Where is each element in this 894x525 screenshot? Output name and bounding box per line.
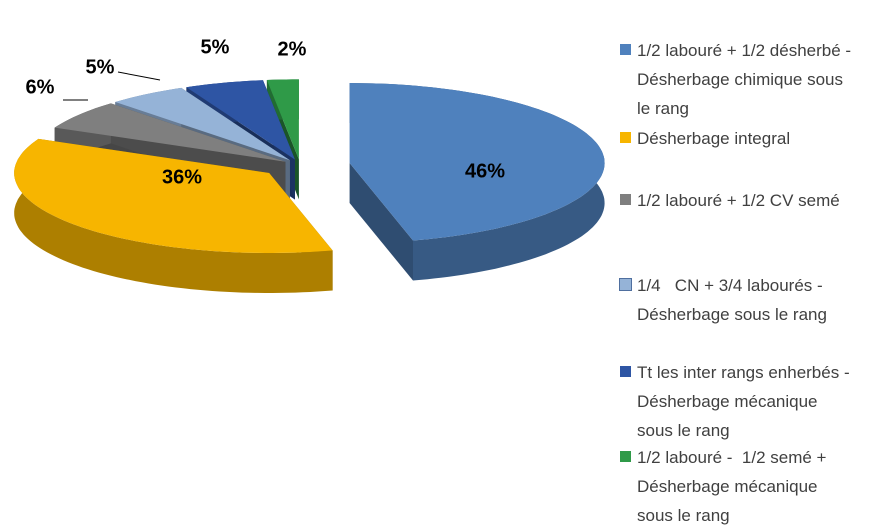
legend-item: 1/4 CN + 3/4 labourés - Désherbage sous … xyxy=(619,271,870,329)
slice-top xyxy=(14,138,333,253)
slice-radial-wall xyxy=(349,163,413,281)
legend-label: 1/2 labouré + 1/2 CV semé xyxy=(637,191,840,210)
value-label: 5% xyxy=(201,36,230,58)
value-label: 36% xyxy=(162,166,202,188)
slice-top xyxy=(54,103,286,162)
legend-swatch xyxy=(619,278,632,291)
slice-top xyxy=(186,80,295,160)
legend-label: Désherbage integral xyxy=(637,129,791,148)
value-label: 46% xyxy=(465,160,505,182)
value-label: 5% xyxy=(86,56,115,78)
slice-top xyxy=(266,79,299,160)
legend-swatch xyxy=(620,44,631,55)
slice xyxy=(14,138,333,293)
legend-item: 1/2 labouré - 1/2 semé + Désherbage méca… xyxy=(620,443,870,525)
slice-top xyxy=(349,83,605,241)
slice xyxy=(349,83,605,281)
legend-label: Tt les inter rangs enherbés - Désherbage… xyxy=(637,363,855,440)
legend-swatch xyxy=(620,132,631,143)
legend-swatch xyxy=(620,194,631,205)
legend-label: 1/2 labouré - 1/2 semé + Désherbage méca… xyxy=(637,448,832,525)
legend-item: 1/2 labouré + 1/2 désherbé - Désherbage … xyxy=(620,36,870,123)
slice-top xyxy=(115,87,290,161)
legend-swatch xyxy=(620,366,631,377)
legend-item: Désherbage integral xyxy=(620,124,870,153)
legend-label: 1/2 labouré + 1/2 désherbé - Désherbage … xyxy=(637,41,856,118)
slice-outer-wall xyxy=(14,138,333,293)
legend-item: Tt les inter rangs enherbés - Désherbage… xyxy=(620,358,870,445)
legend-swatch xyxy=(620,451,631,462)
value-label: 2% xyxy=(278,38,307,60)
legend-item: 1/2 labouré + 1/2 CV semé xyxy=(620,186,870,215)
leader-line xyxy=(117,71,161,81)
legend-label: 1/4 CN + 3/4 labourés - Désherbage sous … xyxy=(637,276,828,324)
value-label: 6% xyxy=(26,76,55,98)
──────────
- WRITTEN TASK -
Rewrite the listing above with every "legend-swatch" swapped for "legend-marker", keeping everything else the same. Leave the picture out.

- RESPONSE FOR THIS EXERCISE -
Where is each element in this 894x525 screenshot? Output name and bounding box per line.
legend-item: 1/4 CN + 3/4 labourés - Désherbage sous … xyxy=(619,271,870,329)
slice-top xyxy=(14,138,333,253)
slice-radial-wall xyxy=(349,163,413,281)
legend-label: 1/2 labouré + 1/2 CV semé xyxy=(637,191,840,210)
value-label: 5% xyxy=(201,36,230,58)
value-label: 36% xyxy=(162,166,202,188)
slice-top xyxy=(54,103,286,162)
legend-marker xyxy=(619,278,632,291)
slice-top xyxy=(186,80,295,160)
legend-label: Désherbage integral xyxy=(637,129,791,148)
value-label: 46% xyxy=(465,160,505,182)
value-label: 5% xyxy=(86,56,115,78)
slice-top xyxy=(266,79,299,160)
legend-marker xyxy=(620,44,631,55)
slice xyxy=(14,138,333,293)
legend-item: 1/2 labouré - 1/2 semé + Désherbage méca… xyxy=(620,443,870,525)
slice-top xyxy=(349,83,605,241)
slice xyxy=(349,83,605,281)
legend-label: Tt les inter rangs enherbés - Désherbage… xyxy=(637,363,855,440)
legend-marker xyxy=(620,132,631,143)
legend-marker xyxy=(620,194,631,205)
legend-label: 1/2 labouré - 1/2 semé + Désherbage méca… xyxy=(637,448,832,525)
legend-item: 1/2 labouré + 1/2 désherbé - Désherbage … xyxy=(620,36,870,123)
slice-top xyxy=(115,87,290,161)
legend-marker xyxy=(620,366,631,377)
legend-item: Désherbage integral xyxy=(620,124,870,153)
legend-label: 1/2 labouré + 1/2 désherbé - Désherbage … xyxy=(637,41,856,118)
slice-outer-wall xyxy=(14,138,333,293)
legend-item: Tt les inter rangs enherbés - Désherbage… xyxy=(620,358,870,445)
legend-marker xyxy=(620,451,631,462)
value-label: 2% xyxy=(278,38,307,60)
legend-item: 1/2 labouré + 1/2 CV semé xyxy=(620,186,870,215)
leader-line xyxy=(117,71,161,81)
legend-label: 1/4 CN + 3/4 labourés - Désherbage sous … xyxy=(637,276,828,324)
value-label: 6% xyxy=(26,76,55,98)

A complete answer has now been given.